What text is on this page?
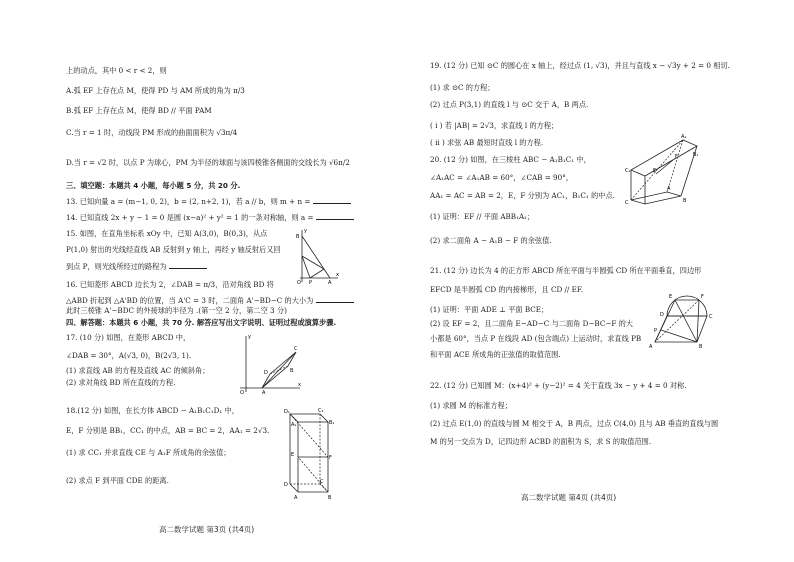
上的动点，其中 0 < r < 2，则
A.弧 EF 上存在点 M，使得 PD 与 AM 所成的角为 π/3
B.弧 EF 上存在点 M，使得 BD // 平面 PAM
C.当 r = 1 时，动线段 PM 形成的曲面面积为 √3π/4
D.当 r = √2 时，以点 P 为球心，PM 为半径的球面与该四棱锥各侧面的交线长为 √6π/2
三、填空题：本题共 4 小题，每小题 5 分，共 20 分.
13. 已知向量 a = (m−1, 0, 2)，b = (2, n+2, 1)，若 a // b，则 m + n =
14. 已知直线 2x + y − 1 = 0 是圆 (x−a)² + y² = 1 的一条对称轴，则 a =
15. 如图，在直角坐标系 xOy 中，已知 A(3,0)，B(0,3)，从点
P(1,0) 射出的光线经直线 AB 反射到 y 轴上，再经 y 轴反射后又回
到点 P，则光线所经过的路程为
16. 已知菱形 ABCD 边长为 2，∠DAB = π/3，沿对角线 BD 将
△ABD 折起到 △A'BD 的位置，当 A'C = 3 时，二面角 A'−BD−C 的大小为
此时三棱锥 A'−BDC 的外接球的半径为 .(第一空 2 分，第二空 3 分)
四、解答题：本题共 6 小题，共 70 分. 解答应写出文字说明、证明过程或演算步骤.
17. (10 分) 如图，在菱形 ABCD 中，
∠DAB = 30°，A(√3, 0)，B(2√3, 1).
(1) 求直线 AB 的方程及直线 AC 的倾斜角；
(2) 求对角线 BD 所在直线的方程.
18.(12 分) 如图，在长方体 ABCD − A₁B₁C₁D₁ 中，
E，F 分别是 BB₁，CC₁ 的中点，AB = BC = 2，AA₁ = 2√3.
(1) 求 CC₁ 并求直线 CE 与 A₁F 所成角的余弦值；
(2) 求点 F 到平面 CDE 的距离.
高二数学试题 第3页 (共4页)
B
A
P
O
x
y
C
B
D
A
O
x
y
D₁	C₁
A₁	B₁
E	F
D	C
A	B
19. (12 分) 已知 ⊙C 的圆心在 x 轴上，经过点 (1, √3)，并且与直线 x − √3y + 2 = 0 相切.
(1) 求 ⊙C 的方程；
(2) 过点 P(3,1) 的直线 l 与 ⊙C 交于 A，B 两点.
( i ) 若 |AB| = 2√3，求直线 l 的方程；
( ii ) 求弦 AB 最短时直线 l 的方程.
20. (12 分) 如图，在三棱柱 ABC − A₁B₁C₁ 中，
∠A₁AC = ∠A₁AB = 60°，∠CAB = 90°，
AA₁ = AC = AB = 2，E，F 分别为 AC₁，B₁C₁ 的中点.
(1) 证明：EF // 平面 ABB₁A₁；
(2) 求二面角 A − A₁B − F 的余弦值.
21. (12 分) 边长为 4 的正方形 ABCD 所在平面与半圆弧 CD 所在平面垂直，四边形
EFCD 是半圆弧 CD 的内接梯形，且 CD // EF.
(1) 证明：平面 ADE ⊥ 平面 BCE；
(2) 设 EF = 2，且二面角 E−AD−C 与二面角 D−BC−F 的大
小都是 60°，当点 P 在线段 AD (包含端点) 上运动时，求直线 PB
和平面 ACE 所成角的正弦值的取值范围.
22. (12 分) 已知圆 M：(x+4)² + (y−2)² = 4 关于直线 3x − y + 4 = 0 对称.
(1) 求圆 M 的标准方程；
(2) 过点 E(1,0) 的直线与圆 M 相交于 A，B 两点，过点 C(4,0) 且与 AB 垂直的直线与圆
M 的另一交点为 D，记四边形 ACBD 的面积为 S，求 S 的取值范围.
高二数学试题 第4页 (共4页)
C₁
A₁
B₁
E
F
C
A
B
E	F
D	C
P
A	B
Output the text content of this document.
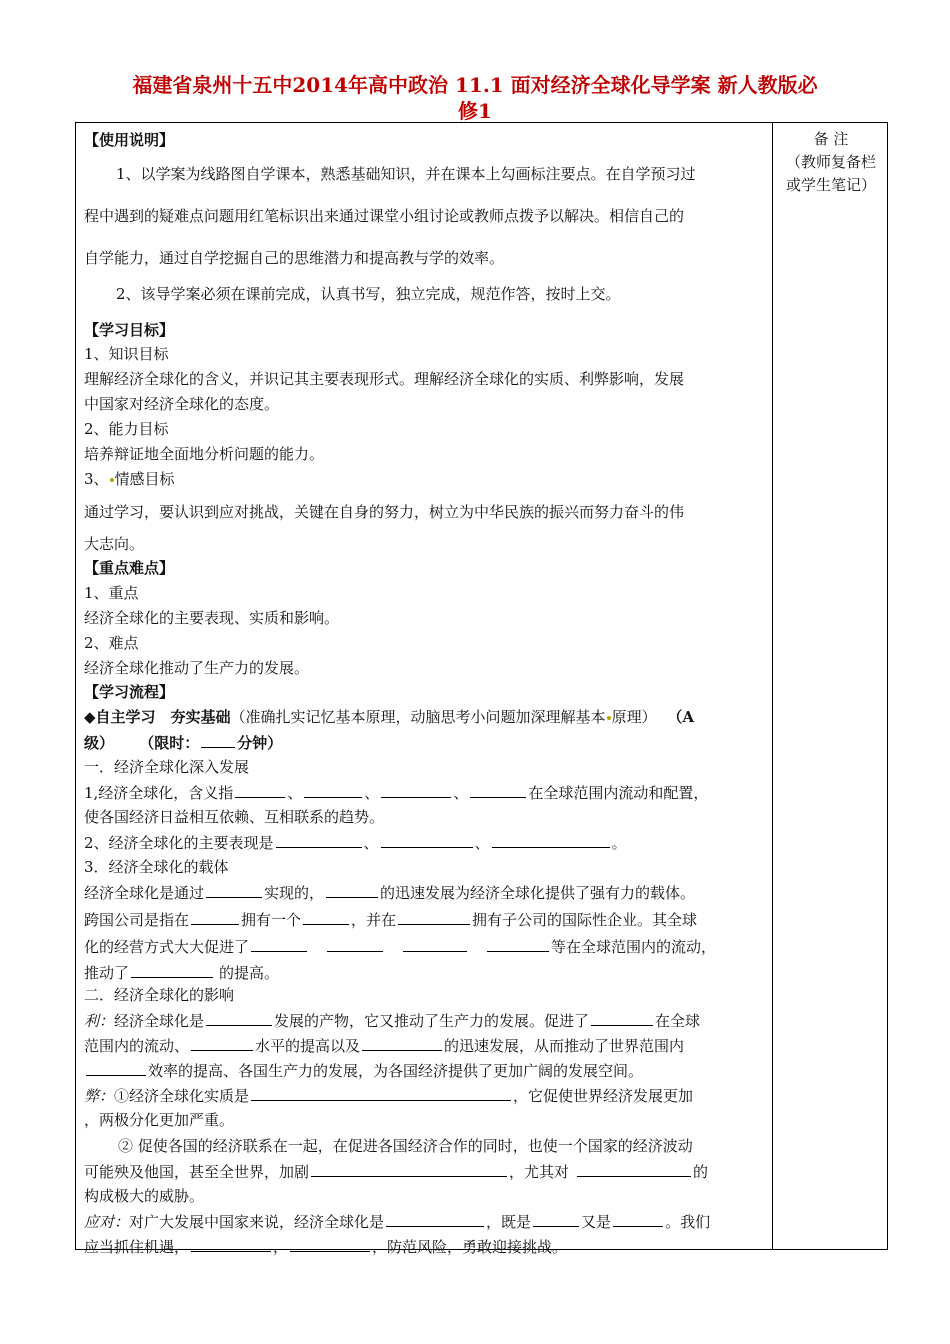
福建省泉州十五中2014年高中政治 11.1 面对经济全球化导学案 新人教版必
修1
备 注
（教师复备栏
或学生笔记）
【使用说明】
1、以学案为线路图自学课本，熟悉基础知识，并在课本上勾画标注要点。在自学预习过
程中遇到的疑难点问题用红笔标识出来通过课堂小组讨论或教师点拨予以解决。相信自己的
自学能力，通过自学挖掘自己的思维潜力和提高教与学的效率。
2、该导学案必须在课前完成，认真书写，独立完成，规范作答，按时上交。
【学习目标】
1、知识目标
理解经济全球化的含义，并识记其主要表现形式。理解经济全球化的实质、利弊影响，发展
中国家对经济全球化的态度。
2、能力目标
培养辩证地全面地分析问题的能力。
3、 情感目标
通过学习，要认识到应对挑战，关键在自身的努力，树立为中华民族的振兴而努力奋斗的伟
大志向。
【重点难点】
1、重点
经济全球化的主要表现、实质和影响。
2、难点
经济全球化推动了生产力的发展。
【学习流程】
◆自主学习　夯实基础（准确扎实记忆基本原理，动脑思考小问题加深理解基本 原理） （A
级） （限时：	分钟）
一．经济全球化深入发展
1,经济全球化，含义指	、	、	、	在全球范围内流动和配置，
使各国经济日益相互依赖、互相联系的趋势。
2、经济全球化的主要表现是	、	、	。
3．经济全球化的载体
经济全球化是通过	实现的，	的迅速发展为经济全球化提供了强有力的载体。
跨国公司是指在	拥有一个	，并在	拥有子公司的国际性企业。其全球
化的经营方式大大促进了	等在全球范围内的流动，
推动了	的提高。
二．经济全球化的影响
利：经济全球化是	发展的产物，它又推动了生产力的发展。促进了	在全球
范围内的流动、	水平的提高以及	的迅速发展，从而推动了世界范围内
效率的提高、各国生产力的发展，为各国经济提供了更加广阔的发展空间。
弊：①经济全球化实质是	，它促使世界经济发展更加
，两极分化更加严重。
② 促使各国的经济联系在一起，在促进各国经济合作的同时，也使一个国家的经济波动
可能殃及他国，甚至全世界，加剧	，尤其对	的
构成极大的威胁。
应对：对广大发展中国家来说，经济全球化是	，既是	又是	。我们
应当抓住机遇，	，	，防范风险，勇敢迎接挑战。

*Problem description*. Out of the records, collect only those lines that contain the string "text".

*Written reply*.
What text is on this page?
Output the text content of this document.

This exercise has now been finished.